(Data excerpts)
--- BEGIN ---
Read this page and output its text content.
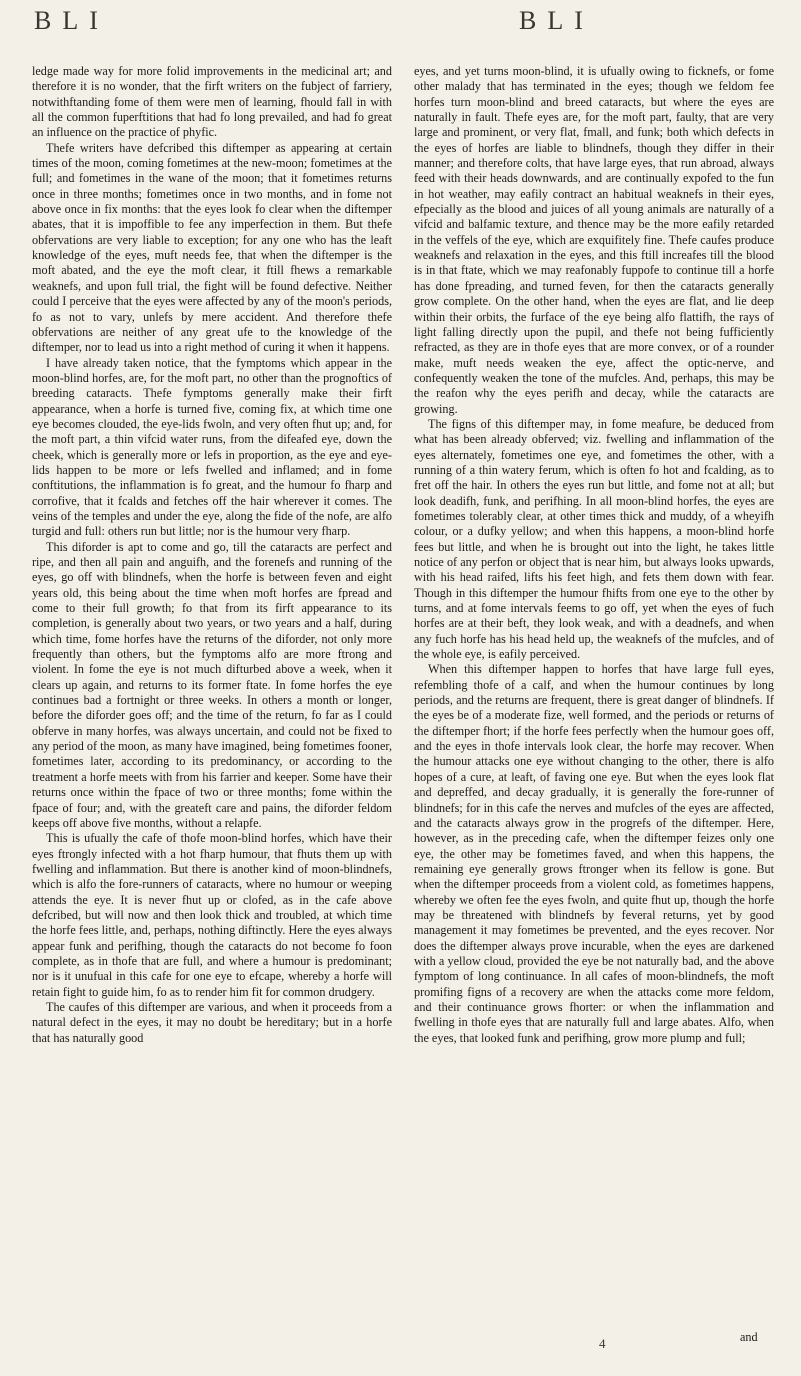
BLI	BLI

ledge made way for more folid improvements in the medicinal art; and therefore it is no wonder, that the firft writers on the fubject of farriery, notwithftanding fome of them were men of learning, fhould fall in with all the common fuperftitions that had fo long prevailed, and had fo great an influence on the practice of phyfic.

Thefe writers have defcribed this diftemper as appearing at certain times of the moon, coming fometimes at the new-moon; fometimes at the full; and fometimes in the wane of the moon; that it fometimes returns once in three months; fometimes once in two months, and in fome not above once in fix months: that the eyes look fo clear when the diftemper abates, that it is impoffible to fee any imperfection in them. But thefe obfervations are very liable to exception; for any one who has the leaft knowledge of the eyes, muft needs fee, that when the diftemper is the moft abated, and the eye the moft clear, it ftill fhews a remarkable weaknefs, and upon full trial, the fight will be found defective. Neither could I perceive that the eyes were affected by any of the moon's periods, fo as not to vary, unlefs by mere accident. And therefore thefe obfervations are neither of any great ufe to the knowledge of the diftemper, nor to lead us into a right method of curing it when it happens.

I have already taken notice, that the fymptoms which appear in the moon-blind horfes, are, for the moft part, no other than the prognoftics of breeding cataracts. Thefe fymptoms generally make their firft appearance, when a horfe is turned five, coming fix, at which time one eye becomes clouded, the eye-lids fwoln, and very often fhut up; and, for the moft part, a thin vifcid water runs, from the difeafed eye, down the cheek, which is generally more or lefs in proportion, as the eye and eye-lids happen to be more or lefs fwelled and inflamed; and in fome conftitutions, the inflammation is fo great, and the humour fo fharp and corrofive, that it fcalds and fetches off the hair wherever it comes. The veins of the temples and under the eye, along the fide of the nofe, are alfo turgid and full: others run but little; nor is the humour very fharp.

This diforder is apt to come and go, till the cataracts are perfect and ripe, and then all pain and anguifh, and the forenefs and running of the eyes, go off with blindnefs, when the horfe is between feven and eight years old, this being about the time when moft horfes are fpread and come to their full growth; fo that from its firft appearance to its completion, is generally about two years, or two years and a half, during which time, fome horfes have the returns of the diforder, not only more frequently than others, but the fymptoms alfo are more ftrong and violent. In fome the eye is not much difturbed above a week, when it clears up again, and returns to its former ftate. In fome horfes the eye continues bad a fortnight or three weeks. In others a month or longer, before the diforder goes off; and the time of the return, fo far as I could obferve in many horfes, was always uncertain, and could not be fixed to any period of the moon, as many have imagined, being fometimes fooner, fometimes later, according to its predominancy, or according to the treatment a horfe meets with from his farrier and keeper. Some have their returns once within the fpace of two or three months; fome within the fpace of four; and, with the greateft care and pains, the diforder feldom keeps off above five months, without a relapfe.

This is ufually the cafe of thofe moon-blind horfes, which have their eyes ftrongly infected with a hot fharp humour, that fhuts them up with fwelling and inflammation. But there is another kind of moon-blindnefs, which is alfo the fore-runners of cataracts, where no humour or weeping attends the eye. It is never fhut up or clofed, as in the cafe above defcribed, but will now and then look thick and troubled, at which time the horfe fees little, and, perhaps, nothing diftinctly. Here the eyes always appear funk and perifhing, though the cataracts do not become fo foon complete, as in thofe that are full, and where a humour is predominant; nor is it unufual in this cafe for one eye to efcape, whereby a horfe will retain fight to guide him, fo as to render him fit for common drudgery.

The caufes of this diftemper are various, and when it proceeds from a natural defect in the eyes, it may no doubt be hereditary; but in a horfe that has naturally good

eyes, and yet turns moon-blind, it is ufually owing to ficknefs, or fome other malady that has terminated in the eyes; though we feldom fee horfes turn moon-blind and breed cataracts, but where the eyes are naturally in fault. Thefe eyes are, for the moft part, faulty, that are very large and prominent, or very flat, fmall, and funk; both which defects in the eyes of horfes are liable to blindnefs, though they differ in their manner; and therefore colts, that have large eyes, that run abroad, always feed with their heads downwards, and are continually expofed to the fun in hot weather, may eafily contract an habitual weaknefs in their eyes, efpecially as the blood and juices of all young animals are naturally of a vifcid and balfamic texture, and thence may be the more eafily retarded in the veffels of the eye, which are exquifitely fine. Thefe caufes produce weaknefs and relaxation in the eyes, and this ftill increafes till the blood is in that ftate, which we may reafonably fuppofe to continue till a horfe has done fpreading, and turned feven, for then the cataracts generally grow complete. On the other hand, when the eyes are flat, and lie deep within their orbits, the furface of the eye being alfo flattifh, the rays of light falling directly upon the pupil, and thefe not being fufficiently refracted, as they are in thofe eyes that are more convex, or of a rounder make, muft needs weaken the eye, affect the optic-nerve, and confequently weaken the tone of the mufcles. And, perhaps, this may be the reafon why the eyes perifh and decay, while the cataracts are growing.

The figns of this diftemper may, in fome meafure, be deduced from what has been already obferved; viz. fwelling and inflammation of the eyes alternately, fometimes one eye, and fometimes the other, with a running of a thin watery ferum, which is often fo hot and fcalding, as to fret off the hair. In others the eyes run but little, and fome not at all; but look deadifh, funk, and perifhing. In all moon-blind horfes, the eyes are fometimes tolerably clear, at other times thick and muddy, of a wheyifh colour, or a dufky yellow; and when this happens, a moon-blind horfe fees but little, and when he is brought out into the light, he takes little notice of any perfon or object that is near him, but always looks upwards, with his head raifed, lifts his feet high, and fets them down with fear. Though in this diftemper the humour fhifts from one eye to the other by turns, and at fome intervals feems to go off, yet when the eyes of fuch horfes are at their beft, they look weak, and with a deadnefs, and when any fuch horfe has his head held up, the weaknefs of the mufcles, and of the whole eye, is eafily perceived.

When this diftemper happen to horfes that have large full eyes, refembling thofe of a calf, and when the humour continues by long periods, and the returns are frequent, there is great danger of blindnefs. If the eyes be of a moderate fize, well formed, and the periods or returns of the diftemper fhort; if the horfe fees perfectly when the humour goes off, and the eyes in thofe intervals look clear, the horfe may recover. When the humour attacks one eye without changing to the other, there is alfo hopes of a cure, at leaft, of faving one eye. But when the eyes look flat and depreffed, and decay gradually, it is generally the fore-runner of blindnefs; for in this cafe the nerves and mufcles of the eyes are affected, and the cataracts always grow in the progrefs of the diftemper. Here, however, as in the preceding cafe, when the diftemper feizes only one eye, the other may be fometimes faved, and when this happens, the remaining eye generally grows ftronger when its fellow is gone. But when the diftemper proceeds from a violent cold, as fometimes happens, whereby we often fee the eyes fwoln, and quite fhut up, though the horfe may be threatened with blindnefs by feveral returns, yet by good management it may fometimes be prevented, and the eyes recover. Nor does the diftemper always prove incurable, when the eyes are darkened with a yellow cloud, provided the eye be not naturally bad, and the above fymptom of long continuance. In all cafes of moon-blindnefs, the moft promifing figns of a recovery are when the attacks come more feldom, and their continuance grows fhorter: or when the inflammation and fwelling in thofe eyes that are naturally full and large abates. Alfo, when the eyes, that looked funk and perifhing, grow more plump and full;

4	and
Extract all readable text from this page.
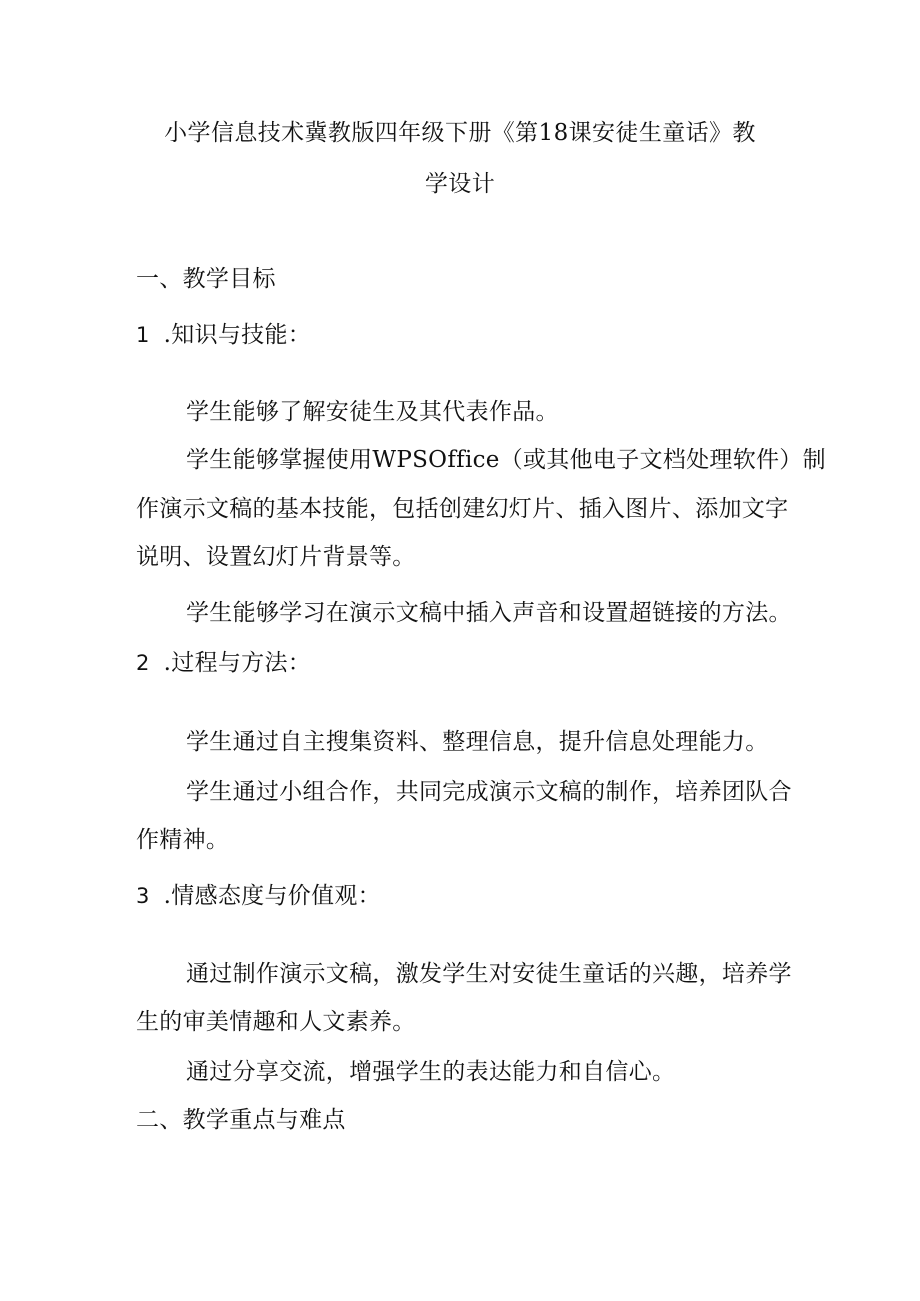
小学信息技术冀教版四年级下册《第18课安徒生童话》教
学设计
一、教学目标
1 .知识与技能：
学生能够了解安徒生及其代表作品。
学生能够掌握使用WPSOffice（或其他电子文档处理软件）制
作演示文稿的基本技能，包括创建幻灯片、插入图片、添加文字
说明、设置幻灯片背景等。
学生能够学习在演示文稿中插入声音和设置超链接的方法。
2 .过程与方法：
学生通过自主搜集资料、整理信息，提升信息处理能力。
学生通过小组合作，共同完成演示文稿的制作，培养团队合
作精神。
3 .情感态度与价值观：
通过制作演示文稿，激发学生对安徒生童话的兴趣，培养学
生的审美情趣和人文素养。
通过分享交流，增强学生的表达能力和自信心。
二、教学重点与难点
--- END ---
Exercise goal: Copy exactly the lines from the line containing "Extract all readable text from this page." through the last line of the records above, both included, and leave out any pictures.

Solution for this task:
Extract all readable text from this page.
小学信息技术冀教版四年级下册《第18课安徒生童话》教
学设计
一、教学目标
1 .知识与技能：
学生能够了解安徒生及其代表作品。
学生能够掌握使用WPSOffice（或其他电子文档处理软件）制
作演示文稿的基本技能，包括创建幻灯片、插入图片、添加文字
说明、设置幻灯片背景等。
学生能够学习在演示文稿中插入声音和设置超链接的方法。
2 .过程与方法：
学生通过自主搜集资料、整理信息，提升信息处理能力。
学生通过小组合作，共同完成演示文稿的制作，培养团队合
作精神。
3 .情感态度与价值观：
通过制作演示文稿，激发学生对安徒生童话的兴趣，培养学
生的审美情趣和人文素养。
通过分享交流，增强学生的表达能力和自信心。
二、教学重点与难点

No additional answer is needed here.